● **WHAT IS REQUIRED**
Print exactly the lines from the one containing "Enumerate this screenshot's" through the last line of the listing, both included.

--- start of RECORDS FOR THE EXERCISE ---

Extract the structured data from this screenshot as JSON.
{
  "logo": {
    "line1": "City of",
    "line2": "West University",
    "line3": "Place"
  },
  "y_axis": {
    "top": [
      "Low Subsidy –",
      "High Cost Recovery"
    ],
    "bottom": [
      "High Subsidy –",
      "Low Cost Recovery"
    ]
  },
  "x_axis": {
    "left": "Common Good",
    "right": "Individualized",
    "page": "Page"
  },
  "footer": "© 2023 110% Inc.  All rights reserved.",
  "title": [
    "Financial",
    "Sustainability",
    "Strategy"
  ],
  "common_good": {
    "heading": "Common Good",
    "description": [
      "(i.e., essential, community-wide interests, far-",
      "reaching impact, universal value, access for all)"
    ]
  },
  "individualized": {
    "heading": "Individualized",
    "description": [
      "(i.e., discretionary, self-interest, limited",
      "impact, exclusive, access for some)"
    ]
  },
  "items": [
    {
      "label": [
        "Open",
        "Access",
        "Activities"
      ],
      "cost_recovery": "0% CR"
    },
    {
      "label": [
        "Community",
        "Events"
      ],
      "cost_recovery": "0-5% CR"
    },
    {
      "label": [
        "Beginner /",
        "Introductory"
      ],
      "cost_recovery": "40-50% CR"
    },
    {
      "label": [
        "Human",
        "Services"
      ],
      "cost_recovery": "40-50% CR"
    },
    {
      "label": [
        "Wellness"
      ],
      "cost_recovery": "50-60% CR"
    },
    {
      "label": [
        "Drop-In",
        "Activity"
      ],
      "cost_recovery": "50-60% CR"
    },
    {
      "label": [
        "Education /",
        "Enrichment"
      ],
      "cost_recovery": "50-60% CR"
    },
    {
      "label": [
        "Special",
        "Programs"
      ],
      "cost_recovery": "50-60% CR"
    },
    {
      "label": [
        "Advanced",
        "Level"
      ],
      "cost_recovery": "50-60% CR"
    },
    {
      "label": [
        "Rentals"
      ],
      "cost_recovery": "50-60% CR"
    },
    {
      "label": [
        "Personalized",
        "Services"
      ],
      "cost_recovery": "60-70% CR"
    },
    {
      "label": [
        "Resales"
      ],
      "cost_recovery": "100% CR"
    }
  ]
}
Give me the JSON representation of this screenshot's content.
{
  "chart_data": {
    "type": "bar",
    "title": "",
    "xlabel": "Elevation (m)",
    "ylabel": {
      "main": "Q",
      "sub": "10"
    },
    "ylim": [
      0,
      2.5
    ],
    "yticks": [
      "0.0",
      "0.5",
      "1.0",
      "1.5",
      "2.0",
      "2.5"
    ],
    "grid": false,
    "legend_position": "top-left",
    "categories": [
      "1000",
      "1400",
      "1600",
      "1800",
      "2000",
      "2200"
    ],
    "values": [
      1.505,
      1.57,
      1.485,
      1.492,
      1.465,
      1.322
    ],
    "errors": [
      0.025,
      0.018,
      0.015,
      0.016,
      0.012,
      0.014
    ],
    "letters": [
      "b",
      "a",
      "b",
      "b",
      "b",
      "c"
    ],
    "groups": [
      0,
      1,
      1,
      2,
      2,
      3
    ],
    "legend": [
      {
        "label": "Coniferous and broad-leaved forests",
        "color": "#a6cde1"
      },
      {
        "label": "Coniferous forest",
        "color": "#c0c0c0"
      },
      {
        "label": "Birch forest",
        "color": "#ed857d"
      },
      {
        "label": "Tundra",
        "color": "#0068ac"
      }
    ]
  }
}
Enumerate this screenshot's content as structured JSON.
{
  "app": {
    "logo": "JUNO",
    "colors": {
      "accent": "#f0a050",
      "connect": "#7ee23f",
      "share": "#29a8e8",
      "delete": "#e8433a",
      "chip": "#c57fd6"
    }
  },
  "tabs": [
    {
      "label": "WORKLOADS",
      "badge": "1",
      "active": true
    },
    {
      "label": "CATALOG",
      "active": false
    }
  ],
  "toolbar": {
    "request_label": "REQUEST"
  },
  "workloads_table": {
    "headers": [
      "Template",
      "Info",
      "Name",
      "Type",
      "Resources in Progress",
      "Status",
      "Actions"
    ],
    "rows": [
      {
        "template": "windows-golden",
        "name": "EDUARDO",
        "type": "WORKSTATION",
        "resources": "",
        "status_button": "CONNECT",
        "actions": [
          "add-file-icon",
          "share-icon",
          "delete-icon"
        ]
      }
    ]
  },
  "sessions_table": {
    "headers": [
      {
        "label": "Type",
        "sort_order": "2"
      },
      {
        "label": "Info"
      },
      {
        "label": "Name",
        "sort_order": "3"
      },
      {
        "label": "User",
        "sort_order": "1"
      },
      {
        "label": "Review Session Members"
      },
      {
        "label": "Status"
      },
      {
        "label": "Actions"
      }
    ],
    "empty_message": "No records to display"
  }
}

--- end of RECORDS FOR THE EXERCISE ---

● **RESULT OF THE EXERCISE**
Enumerate this screenshot's content as structured JSON.
{
  "app": {
    "logo": "JUNO",
    "colors": {
      "accent": "#f0a050",
      "connect": "#7ee23f",
      "share": "#29a8e8",
      "delete": "#e8433a",
      "chip": "#c57fd6"
    }
  },
  "tabs": [
    {
      "label": "WORKLOADS",
      "badge": "1",
      "active": true
    },
    {
      "label": "CATALOG",
      "active": false
    }
  ],
  "toolbar": {
    "request_label": "REQUEST"
  },
  "workloads_table": {
    "headers": [
      "Template",
      "Info",
      "Name",
      "Type",
      "Resources in Progress",
      "Status",
      "Actions"
    ],
    "rows": [
      {
        "template": "windows-golden",
        "name": "EDUARDO",
        "type": "WORKSTATION",
        "resources": "",
        "status_button": "CONNECT",
        "actions": [
          "add-file-icon",
          "share-icon",
          "delete-icon"
        ]
      }
    ]
  },
  "sessions_table": {
    "headers": [
      {
        "label": "Type",
        "sort_order": "2"
      },
      {
        "label": "Info"
      },
      {
        "label": "Name",
        "sort_order": "3"
      },
      {
        "label": "User",
        "sort_order": "1"
      },
      {
        "label": "Review Session Members"
      },
      {
        "label": "Status"
      },
      {
        "label": "Actions"
      }
    ],
    "empty_message": "No records to display"
  }
}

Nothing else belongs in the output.